## Start Records provided

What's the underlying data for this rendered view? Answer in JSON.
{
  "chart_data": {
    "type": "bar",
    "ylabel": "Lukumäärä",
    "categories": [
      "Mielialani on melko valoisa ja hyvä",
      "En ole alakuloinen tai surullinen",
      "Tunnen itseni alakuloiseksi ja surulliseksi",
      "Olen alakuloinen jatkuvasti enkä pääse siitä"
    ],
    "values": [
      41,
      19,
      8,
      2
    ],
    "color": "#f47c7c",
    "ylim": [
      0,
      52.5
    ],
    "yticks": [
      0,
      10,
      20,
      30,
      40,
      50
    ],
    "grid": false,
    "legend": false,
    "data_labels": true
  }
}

## End Records provided

## What is needed
Report how many lines above hold the string "alakuloinen", giving nothing but the number.

## Correct answer
2